— begin —
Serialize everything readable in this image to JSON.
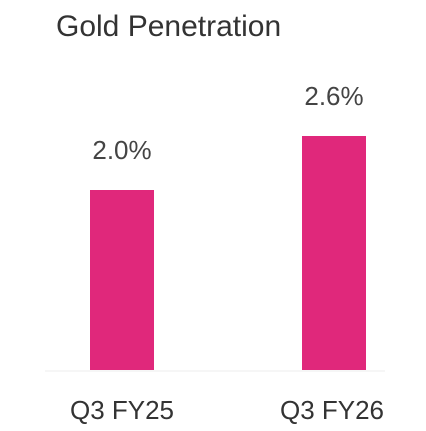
{
  "chart_data": {
    "type": "bar",
    "title": "Gold Penetration",
    "categories": [
      "Q3 FY25",
      "Q3 FY26"
    ],
    "values": [
      2.0,
      2.6
    ],
    "value_labels": [
      "2.0%",
      "2.6%"
    ],
    "color": "#e0287b"
  }
}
— end —
Extract all the data above exactly, excluding every picture.

Serialize everything readable in this image to JSON.
{
  "chart_data": {
    "type": "bar",
    "title": "Gold Penetration",
    "categories": [
      "Q3 FY25",
      "Q3 FY26"
    ],
    "values": [
      2.0,
      2.6
    ],
    "value_labels": [
      "2.0%",
      "2.6%"
    ],
    "color": "#e0287b"
  }
}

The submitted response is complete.